━━━━━ RECORDED INFORMATION

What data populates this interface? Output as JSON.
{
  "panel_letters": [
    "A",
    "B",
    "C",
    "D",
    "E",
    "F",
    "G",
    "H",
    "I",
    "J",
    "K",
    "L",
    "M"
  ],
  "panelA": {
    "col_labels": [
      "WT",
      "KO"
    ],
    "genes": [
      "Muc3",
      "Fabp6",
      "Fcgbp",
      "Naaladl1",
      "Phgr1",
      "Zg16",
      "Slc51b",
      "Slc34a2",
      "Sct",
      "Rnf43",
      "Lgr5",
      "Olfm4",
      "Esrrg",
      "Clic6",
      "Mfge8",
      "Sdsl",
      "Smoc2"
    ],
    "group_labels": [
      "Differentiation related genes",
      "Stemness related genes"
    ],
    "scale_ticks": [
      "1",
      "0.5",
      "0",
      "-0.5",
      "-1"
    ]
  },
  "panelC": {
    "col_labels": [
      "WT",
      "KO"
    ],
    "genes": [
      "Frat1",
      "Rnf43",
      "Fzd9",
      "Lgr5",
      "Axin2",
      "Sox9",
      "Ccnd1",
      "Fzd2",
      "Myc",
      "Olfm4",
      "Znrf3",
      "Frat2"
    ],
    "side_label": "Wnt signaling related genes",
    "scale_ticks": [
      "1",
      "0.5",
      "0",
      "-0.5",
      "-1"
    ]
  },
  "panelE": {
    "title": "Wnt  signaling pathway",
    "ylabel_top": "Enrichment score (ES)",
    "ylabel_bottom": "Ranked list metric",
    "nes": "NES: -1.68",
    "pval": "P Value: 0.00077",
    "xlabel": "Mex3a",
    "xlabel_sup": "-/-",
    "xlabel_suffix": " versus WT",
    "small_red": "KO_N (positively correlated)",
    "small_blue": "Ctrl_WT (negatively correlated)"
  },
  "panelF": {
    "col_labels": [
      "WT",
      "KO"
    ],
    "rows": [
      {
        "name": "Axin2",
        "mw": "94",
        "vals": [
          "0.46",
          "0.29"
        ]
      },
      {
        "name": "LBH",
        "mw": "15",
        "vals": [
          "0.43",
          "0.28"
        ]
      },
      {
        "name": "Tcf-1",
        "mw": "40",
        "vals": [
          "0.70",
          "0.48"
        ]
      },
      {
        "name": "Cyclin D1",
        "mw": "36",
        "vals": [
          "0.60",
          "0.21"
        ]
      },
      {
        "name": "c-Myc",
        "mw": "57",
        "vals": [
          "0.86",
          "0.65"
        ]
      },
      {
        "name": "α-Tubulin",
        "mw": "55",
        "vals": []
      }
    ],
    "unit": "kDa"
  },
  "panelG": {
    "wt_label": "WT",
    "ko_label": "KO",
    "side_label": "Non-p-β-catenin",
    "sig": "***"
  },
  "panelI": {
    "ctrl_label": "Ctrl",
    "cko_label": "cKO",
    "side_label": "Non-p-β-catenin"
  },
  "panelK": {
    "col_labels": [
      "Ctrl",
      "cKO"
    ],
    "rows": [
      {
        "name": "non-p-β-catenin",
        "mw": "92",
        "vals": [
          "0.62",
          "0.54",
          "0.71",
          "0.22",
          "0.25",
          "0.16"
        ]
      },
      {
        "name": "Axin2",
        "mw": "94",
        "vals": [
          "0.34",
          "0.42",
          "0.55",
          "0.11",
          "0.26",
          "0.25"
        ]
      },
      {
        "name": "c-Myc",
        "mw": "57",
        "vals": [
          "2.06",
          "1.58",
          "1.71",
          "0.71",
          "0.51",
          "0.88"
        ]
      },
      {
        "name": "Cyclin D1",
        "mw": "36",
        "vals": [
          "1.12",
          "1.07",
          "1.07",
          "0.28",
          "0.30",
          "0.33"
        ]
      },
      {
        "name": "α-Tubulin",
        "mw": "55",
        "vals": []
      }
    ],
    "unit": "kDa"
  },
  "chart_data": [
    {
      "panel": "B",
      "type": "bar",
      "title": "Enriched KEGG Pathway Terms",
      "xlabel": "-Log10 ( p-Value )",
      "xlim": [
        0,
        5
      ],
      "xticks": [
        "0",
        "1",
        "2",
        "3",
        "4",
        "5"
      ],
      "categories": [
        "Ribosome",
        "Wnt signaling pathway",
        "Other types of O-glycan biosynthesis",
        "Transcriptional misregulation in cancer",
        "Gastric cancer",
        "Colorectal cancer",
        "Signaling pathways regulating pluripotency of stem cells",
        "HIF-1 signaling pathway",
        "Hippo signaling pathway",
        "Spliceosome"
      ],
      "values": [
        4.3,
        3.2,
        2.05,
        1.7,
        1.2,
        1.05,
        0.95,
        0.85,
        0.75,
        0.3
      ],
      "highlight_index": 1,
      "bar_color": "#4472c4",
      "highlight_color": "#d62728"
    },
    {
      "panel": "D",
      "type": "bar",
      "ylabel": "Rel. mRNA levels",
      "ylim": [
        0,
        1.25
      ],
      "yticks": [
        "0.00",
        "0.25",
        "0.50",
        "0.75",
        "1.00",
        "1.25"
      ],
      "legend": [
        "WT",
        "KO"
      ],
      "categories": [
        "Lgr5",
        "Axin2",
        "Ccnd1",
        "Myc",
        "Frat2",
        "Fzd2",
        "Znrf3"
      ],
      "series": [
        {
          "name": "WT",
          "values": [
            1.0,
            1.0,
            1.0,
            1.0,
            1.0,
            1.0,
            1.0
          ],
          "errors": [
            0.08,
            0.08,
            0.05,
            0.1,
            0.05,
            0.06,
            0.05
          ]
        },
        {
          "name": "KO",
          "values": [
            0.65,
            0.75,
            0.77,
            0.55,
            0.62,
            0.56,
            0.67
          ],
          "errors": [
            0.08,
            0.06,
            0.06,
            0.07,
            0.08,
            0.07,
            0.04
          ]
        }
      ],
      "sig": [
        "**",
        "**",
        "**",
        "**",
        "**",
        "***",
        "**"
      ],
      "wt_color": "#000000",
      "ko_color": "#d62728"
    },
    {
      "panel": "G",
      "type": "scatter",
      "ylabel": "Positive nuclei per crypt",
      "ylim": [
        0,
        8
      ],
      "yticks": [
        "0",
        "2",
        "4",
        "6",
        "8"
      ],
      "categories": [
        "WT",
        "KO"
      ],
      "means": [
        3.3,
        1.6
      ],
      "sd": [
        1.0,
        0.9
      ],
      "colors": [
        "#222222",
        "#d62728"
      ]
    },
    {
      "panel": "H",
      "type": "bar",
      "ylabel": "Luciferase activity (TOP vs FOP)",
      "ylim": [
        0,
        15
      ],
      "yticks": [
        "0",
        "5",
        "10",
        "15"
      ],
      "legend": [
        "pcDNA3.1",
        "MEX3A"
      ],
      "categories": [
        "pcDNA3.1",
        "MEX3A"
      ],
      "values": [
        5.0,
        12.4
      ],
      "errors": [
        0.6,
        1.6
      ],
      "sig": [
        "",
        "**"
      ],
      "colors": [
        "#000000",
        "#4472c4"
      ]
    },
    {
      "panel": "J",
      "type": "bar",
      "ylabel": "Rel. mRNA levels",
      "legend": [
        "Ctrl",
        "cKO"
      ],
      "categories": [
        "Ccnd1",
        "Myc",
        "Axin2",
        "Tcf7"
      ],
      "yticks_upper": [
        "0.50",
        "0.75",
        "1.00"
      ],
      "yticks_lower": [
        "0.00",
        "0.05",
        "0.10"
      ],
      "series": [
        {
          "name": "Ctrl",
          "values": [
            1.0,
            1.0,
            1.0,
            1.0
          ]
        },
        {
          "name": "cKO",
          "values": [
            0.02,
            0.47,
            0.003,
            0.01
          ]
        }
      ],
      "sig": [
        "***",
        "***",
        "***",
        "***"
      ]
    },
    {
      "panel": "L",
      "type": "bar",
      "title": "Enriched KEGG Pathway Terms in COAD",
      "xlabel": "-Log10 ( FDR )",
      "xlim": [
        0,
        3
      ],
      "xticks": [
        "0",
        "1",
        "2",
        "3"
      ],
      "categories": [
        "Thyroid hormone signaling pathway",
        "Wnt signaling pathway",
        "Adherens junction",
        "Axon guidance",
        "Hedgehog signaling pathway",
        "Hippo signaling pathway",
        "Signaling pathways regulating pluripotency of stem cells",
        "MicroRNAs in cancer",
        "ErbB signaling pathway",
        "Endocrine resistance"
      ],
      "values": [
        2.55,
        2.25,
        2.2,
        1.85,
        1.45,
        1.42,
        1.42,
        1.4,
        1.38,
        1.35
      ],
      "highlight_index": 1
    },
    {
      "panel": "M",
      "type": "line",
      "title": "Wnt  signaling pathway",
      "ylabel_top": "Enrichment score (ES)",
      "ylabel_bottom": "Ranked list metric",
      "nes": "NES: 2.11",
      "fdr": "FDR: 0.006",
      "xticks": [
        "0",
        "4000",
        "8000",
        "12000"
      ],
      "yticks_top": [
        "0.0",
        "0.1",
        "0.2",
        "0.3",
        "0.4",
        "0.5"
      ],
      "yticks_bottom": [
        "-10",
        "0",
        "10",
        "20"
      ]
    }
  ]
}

━━━━━━━━━━

_WHAT IS BEING ASKED_: Find the lines in the records that contain the word "genes", then copy every one of them.

_EXERCISE OUTPUT_:
    "genes": [
      "Differentiation related genes",
      "Stemness related genes"
    "genes": [
    "side_label": "Wnt signaling related genes",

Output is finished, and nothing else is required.